_Task to carry out_
Go through the listing and return every line with "وابن" in it.

_Material_

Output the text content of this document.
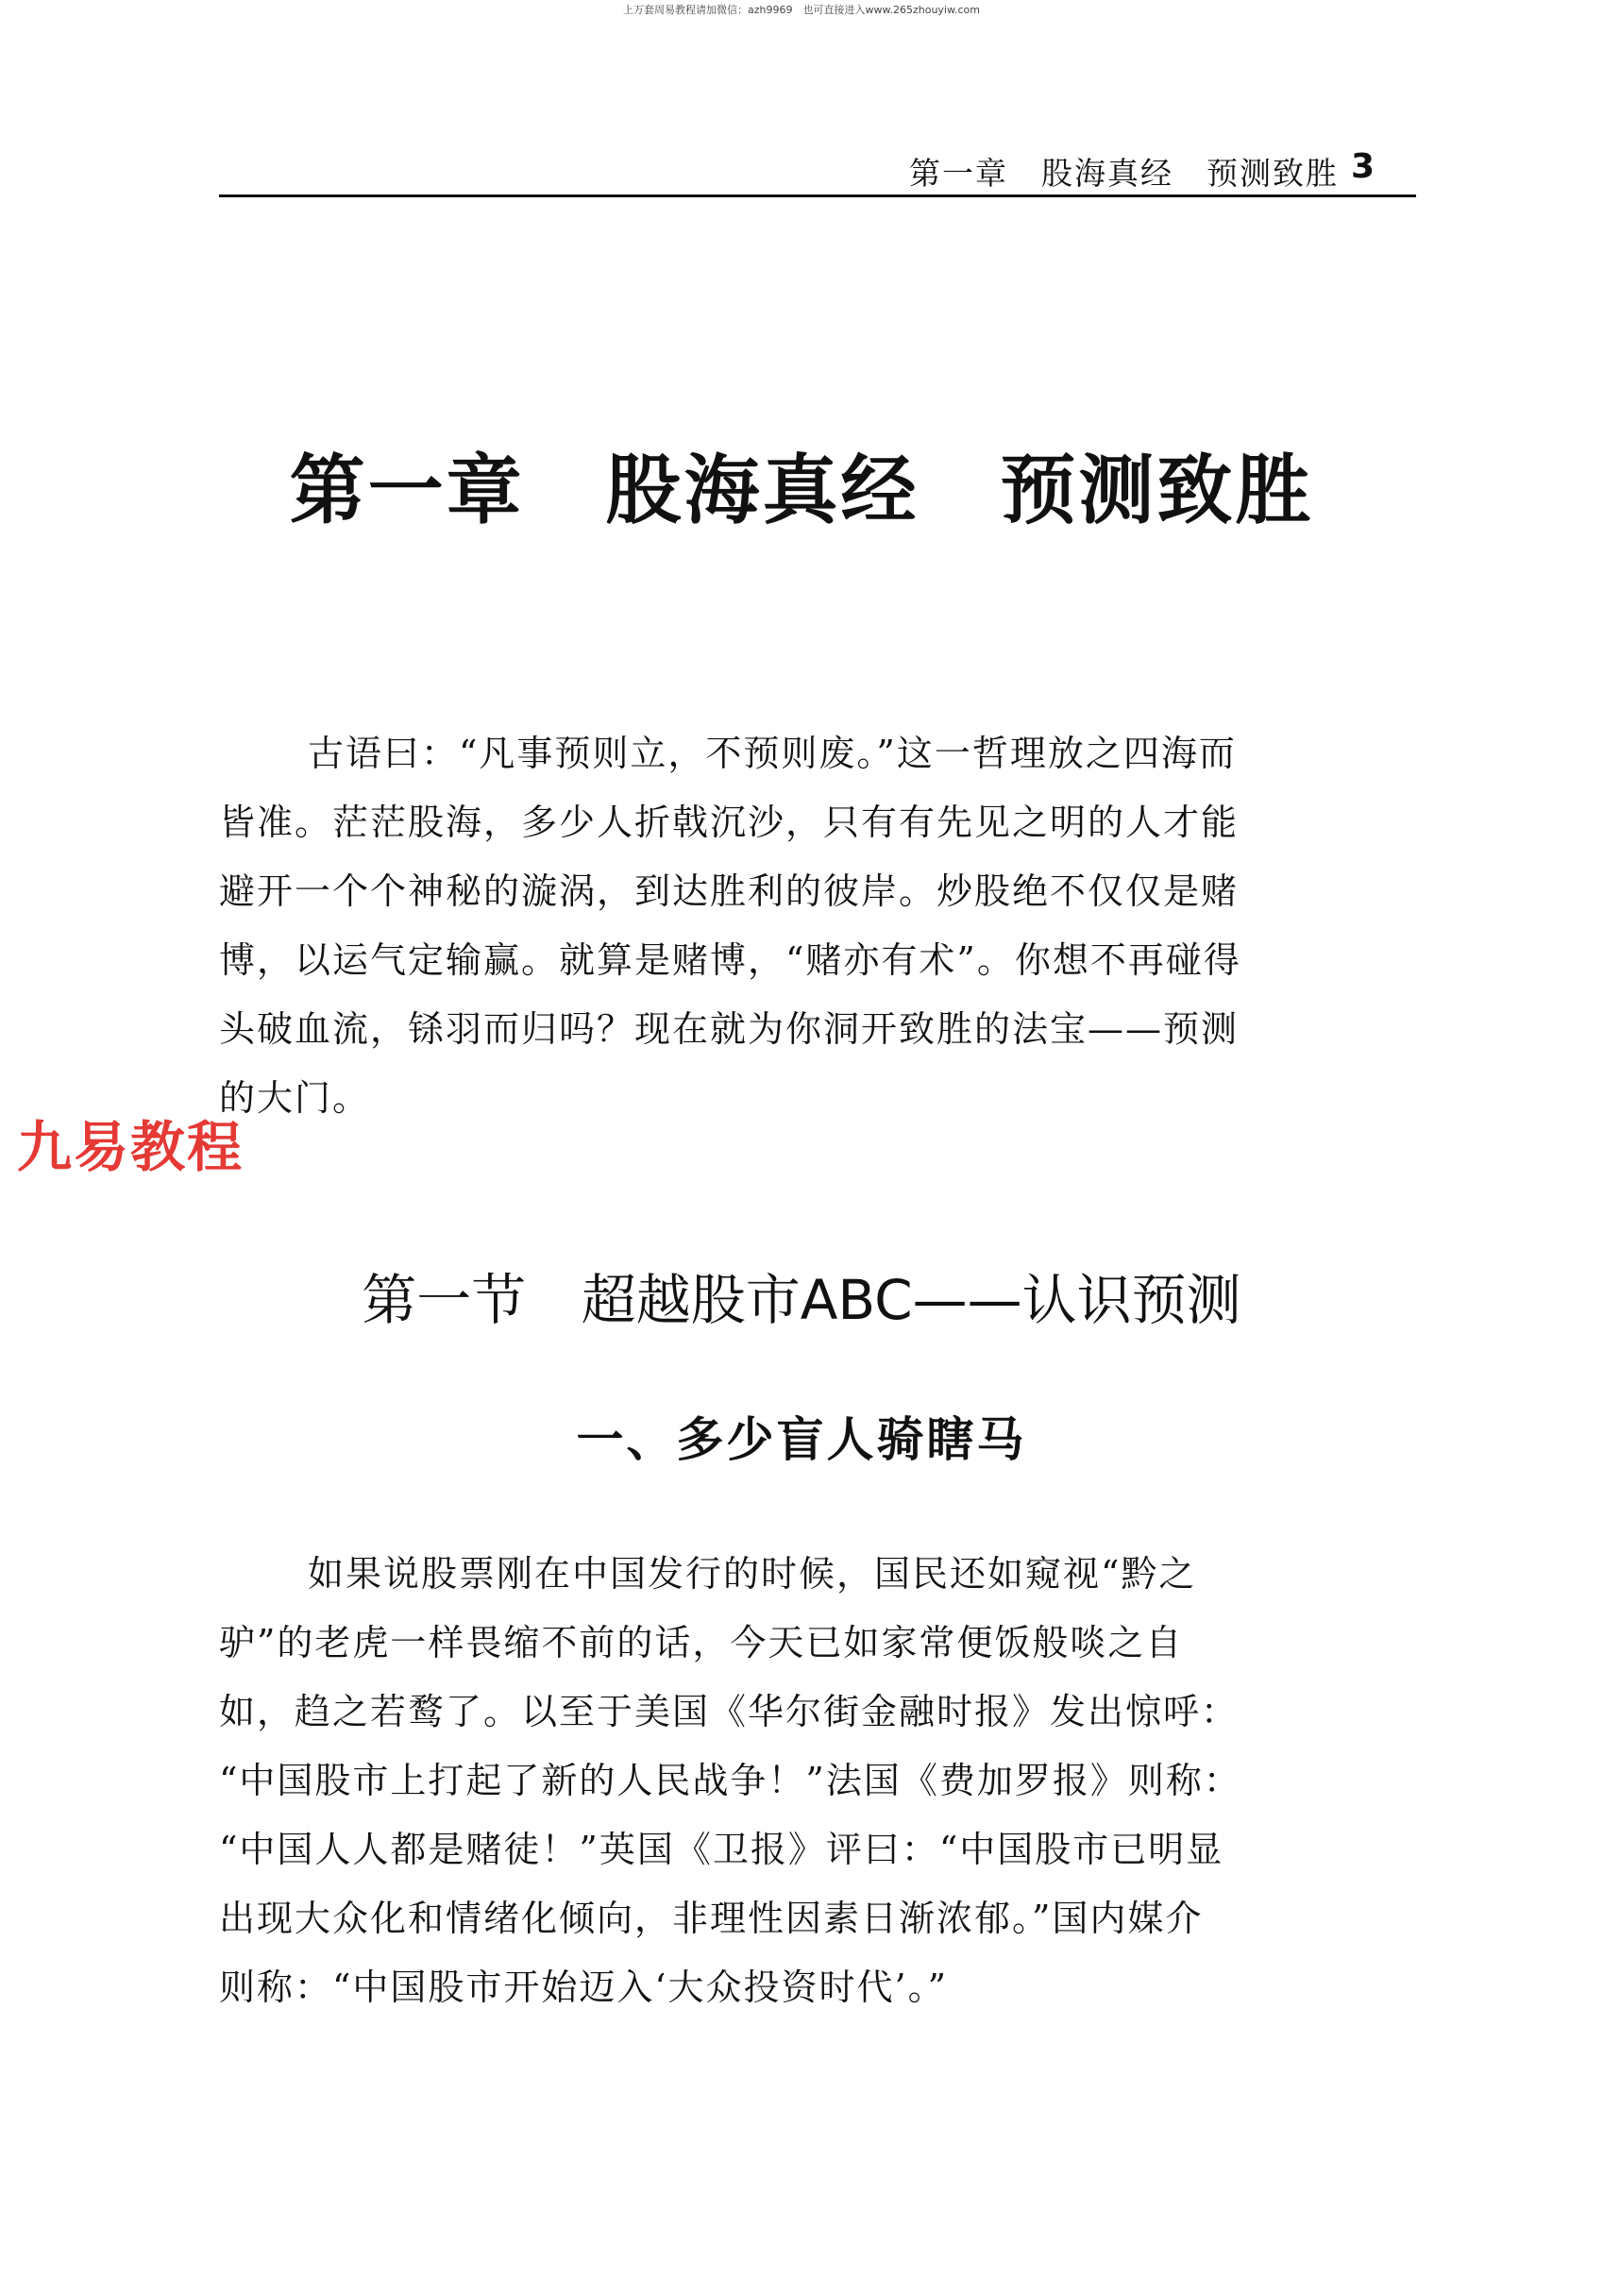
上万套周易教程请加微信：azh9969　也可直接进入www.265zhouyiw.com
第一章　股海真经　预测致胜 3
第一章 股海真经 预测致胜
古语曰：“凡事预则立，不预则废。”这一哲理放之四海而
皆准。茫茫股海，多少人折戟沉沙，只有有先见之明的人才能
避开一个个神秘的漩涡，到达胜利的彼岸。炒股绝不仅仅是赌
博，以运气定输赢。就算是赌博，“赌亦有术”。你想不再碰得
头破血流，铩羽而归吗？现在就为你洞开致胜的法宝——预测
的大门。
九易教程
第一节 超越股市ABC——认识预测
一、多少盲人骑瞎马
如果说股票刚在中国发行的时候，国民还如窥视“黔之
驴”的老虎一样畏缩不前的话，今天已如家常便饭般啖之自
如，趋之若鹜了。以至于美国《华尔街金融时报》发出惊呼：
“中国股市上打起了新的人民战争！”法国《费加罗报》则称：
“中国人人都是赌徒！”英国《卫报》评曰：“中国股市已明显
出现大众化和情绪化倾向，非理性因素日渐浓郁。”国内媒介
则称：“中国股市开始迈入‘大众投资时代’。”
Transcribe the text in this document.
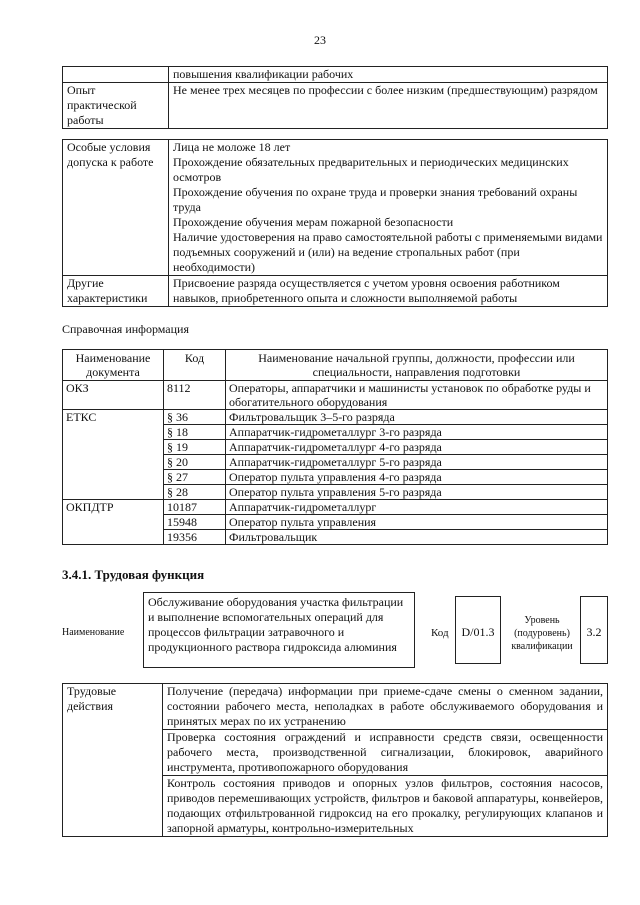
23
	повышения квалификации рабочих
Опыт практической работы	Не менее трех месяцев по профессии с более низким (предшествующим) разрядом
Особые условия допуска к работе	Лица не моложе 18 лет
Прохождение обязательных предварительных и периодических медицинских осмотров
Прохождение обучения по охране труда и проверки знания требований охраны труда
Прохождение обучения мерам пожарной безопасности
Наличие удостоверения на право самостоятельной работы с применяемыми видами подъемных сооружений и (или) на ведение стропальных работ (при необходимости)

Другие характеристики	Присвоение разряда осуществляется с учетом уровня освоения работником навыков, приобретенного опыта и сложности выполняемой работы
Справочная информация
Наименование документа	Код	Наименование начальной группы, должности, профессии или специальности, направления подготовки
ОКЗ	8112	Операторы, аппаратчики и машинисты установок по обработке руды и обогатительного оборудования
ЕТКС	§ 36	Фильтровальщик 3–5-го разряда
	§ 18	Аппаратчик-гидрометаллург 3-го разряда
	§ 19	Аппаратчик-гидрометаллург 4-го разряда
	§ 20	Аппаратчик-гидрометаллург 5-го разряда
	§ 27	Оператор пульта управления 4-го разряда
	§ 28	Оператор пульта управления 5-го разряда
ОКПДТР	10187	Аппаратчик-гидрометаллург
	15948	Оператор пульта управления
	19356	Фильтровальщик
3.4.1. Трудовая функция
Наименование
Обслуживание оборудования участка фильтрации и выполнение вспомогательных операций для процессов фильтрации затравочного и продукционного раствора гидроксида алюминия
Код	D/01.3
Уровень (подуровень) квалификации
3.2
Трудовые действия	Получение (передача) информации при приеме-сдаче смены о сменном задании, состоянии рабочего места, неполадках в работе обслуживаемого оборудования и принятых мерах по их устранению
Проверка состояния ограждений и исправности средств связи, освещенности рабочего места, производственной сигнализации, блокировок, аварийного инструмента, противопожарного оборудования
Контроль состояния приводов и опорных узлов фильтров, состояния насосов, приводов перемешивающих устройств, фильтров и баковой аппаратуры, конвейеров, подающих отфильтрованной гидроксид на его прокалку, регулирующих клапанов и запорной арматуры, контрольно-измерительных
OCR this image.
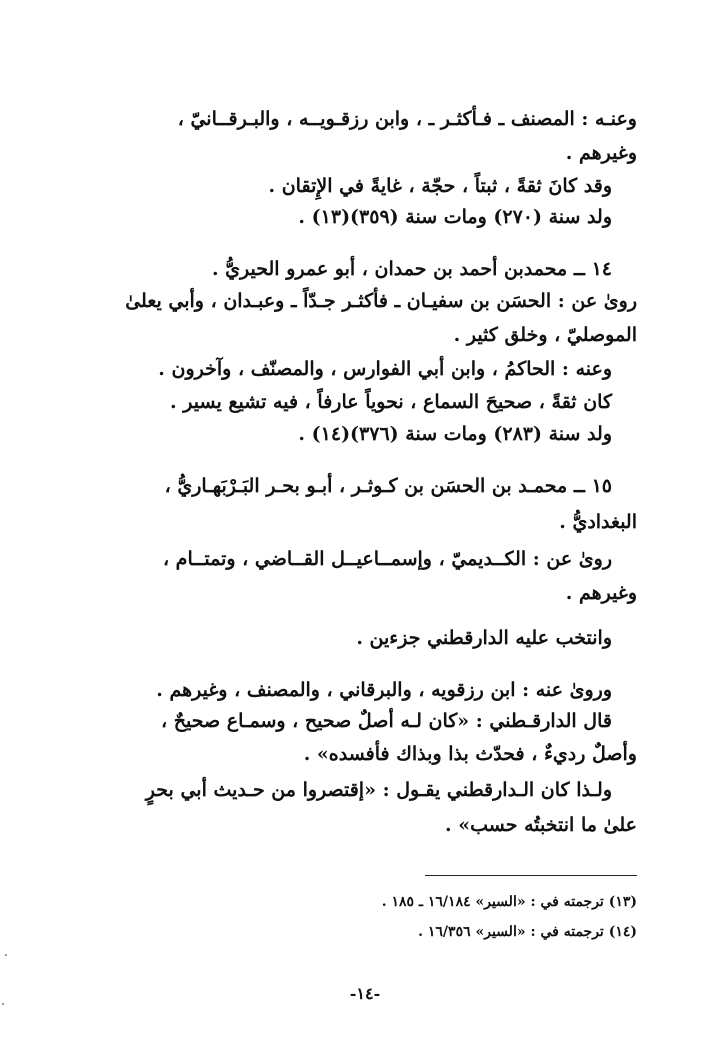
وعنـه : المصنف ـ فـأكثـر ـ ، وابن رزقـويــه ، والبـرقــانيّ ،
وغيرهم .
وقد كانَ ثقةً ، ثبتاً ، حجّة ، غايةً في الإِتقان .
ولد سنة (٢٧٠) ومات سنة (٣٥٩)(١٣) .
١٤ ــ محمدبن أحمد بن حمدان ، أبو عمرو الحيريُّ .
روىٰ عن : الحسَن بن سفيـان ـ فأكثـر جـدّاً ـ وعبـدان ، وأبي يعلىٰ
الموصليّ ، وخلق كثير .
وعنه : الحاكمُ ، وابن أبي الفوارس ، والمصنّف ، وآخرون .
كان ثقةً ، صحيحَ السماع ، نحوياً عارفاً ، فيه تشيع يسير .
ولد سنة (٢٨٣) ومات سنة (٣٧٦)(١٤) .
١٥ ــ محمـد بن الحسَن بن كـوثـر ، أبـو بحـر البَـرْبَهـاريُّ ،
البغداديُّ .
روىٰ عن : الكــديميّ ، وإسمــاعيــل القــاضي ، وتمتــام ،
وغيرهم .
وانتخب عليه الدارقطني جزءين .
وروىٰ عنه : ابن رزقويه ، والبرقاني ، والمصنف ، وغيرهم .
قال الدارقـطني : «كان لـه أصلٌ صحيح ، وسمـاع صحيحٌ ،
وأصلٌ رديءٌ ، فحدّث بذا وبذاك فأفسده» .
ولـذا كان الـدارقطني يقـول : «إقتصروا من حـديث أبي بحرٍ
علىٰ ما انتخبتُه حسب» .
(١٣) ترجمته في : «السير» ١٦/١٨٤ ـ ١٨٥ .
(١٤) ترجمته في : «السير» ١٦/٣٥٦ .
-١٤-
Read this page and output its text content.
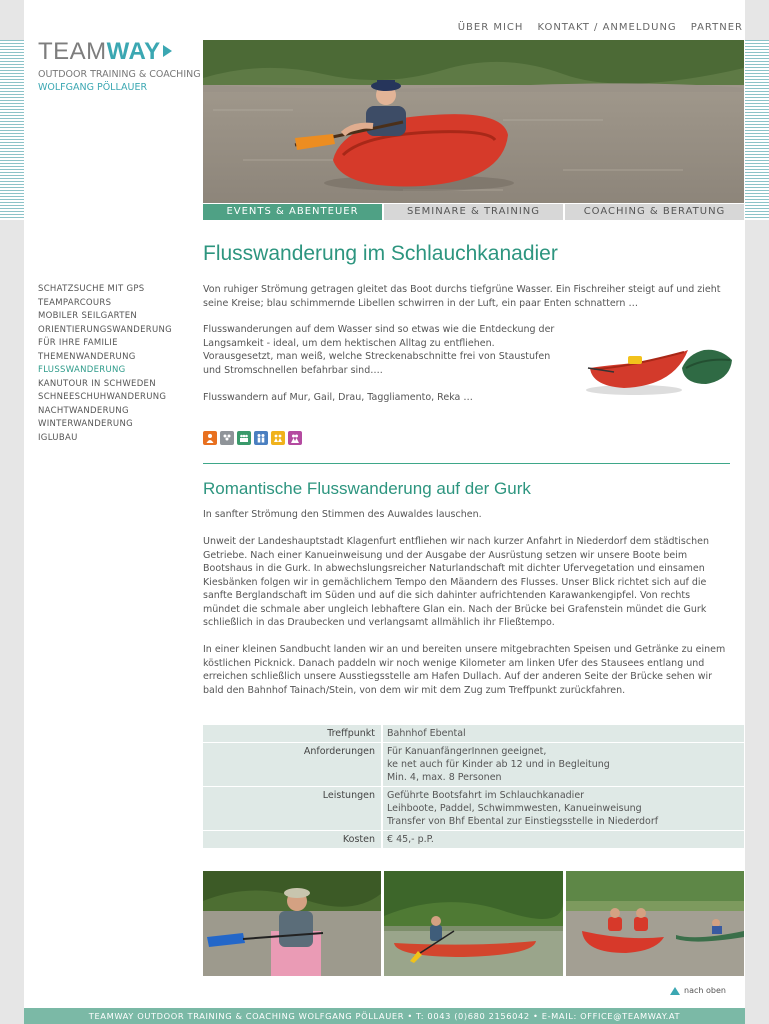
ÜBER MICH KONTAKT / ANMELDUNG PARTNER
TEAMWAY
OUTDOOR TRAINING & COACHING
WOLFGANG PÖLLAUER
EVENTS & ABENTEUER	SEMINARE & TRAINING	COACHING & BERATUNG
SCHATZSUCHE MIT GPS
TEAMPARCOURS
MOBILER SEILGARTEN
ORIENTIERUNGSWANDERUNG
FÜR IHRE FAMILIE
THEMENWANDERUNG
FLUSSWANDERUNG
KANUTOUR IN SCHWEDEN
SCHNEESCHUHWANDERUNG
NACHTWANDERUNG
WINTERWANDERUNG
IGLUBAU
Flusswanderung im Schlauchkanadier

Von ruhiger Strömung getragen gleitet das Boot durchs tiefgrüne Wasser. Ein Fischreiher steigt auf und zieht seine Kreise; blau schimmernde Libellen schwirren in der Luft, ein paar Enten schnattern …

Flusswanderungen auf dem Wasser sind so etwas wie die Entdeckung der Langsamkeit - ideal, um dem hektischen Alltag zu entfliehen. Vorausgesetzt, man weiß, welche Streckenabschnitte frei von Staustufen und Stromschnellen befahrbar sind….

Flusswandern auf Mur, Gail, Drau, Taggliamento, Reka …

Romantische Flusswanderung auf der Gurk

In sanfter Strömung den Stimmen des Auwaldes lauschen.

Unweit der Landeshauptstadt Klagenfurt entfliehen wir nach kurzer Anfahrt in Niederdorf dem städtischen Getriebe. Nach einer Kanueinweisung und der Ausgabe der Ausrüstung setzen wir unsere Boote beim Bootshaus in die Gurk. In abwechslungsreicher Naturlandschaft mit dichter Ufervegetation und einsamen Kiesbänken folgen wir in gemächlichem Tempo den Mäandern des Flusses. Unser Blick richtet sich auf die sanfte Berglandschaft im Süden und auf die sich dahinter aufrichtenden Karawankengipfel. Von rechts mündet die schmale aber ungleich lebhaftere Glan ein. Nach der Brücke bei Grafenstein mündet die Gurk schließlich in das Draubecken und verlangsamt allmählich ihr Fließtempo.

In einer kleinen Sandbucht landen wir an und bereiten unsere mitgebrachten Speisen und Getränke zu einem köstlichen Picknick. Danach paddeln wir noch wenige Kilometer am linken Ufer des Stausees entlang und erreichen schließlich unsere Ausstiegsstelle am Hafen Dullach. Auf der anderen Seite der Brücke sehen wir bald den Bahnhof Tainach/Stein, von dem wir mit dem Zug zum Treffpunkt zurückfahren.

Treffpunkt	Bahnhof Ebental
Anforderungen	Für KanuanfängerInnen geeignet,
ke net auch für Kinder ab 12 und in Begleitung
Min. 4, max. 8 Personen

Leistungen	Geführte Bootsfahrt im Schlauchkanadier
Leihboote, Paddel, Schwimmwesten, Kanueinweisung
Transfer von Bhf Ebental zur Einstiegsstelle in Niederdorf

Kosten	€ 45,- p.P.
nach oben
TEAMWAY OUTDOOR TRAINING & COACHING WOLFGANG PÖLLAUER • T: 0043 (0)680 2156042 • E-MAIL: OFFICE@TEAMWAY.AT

_Response to the task_
وعنـه : المصنف ـ فـأكثـر ـ ، وابن رزقـويــه ، والبـرقــانيّ ،
وعنه : الحاكمُ ، وابن أبي الفوارس ، والمصنّف ، وآخرون .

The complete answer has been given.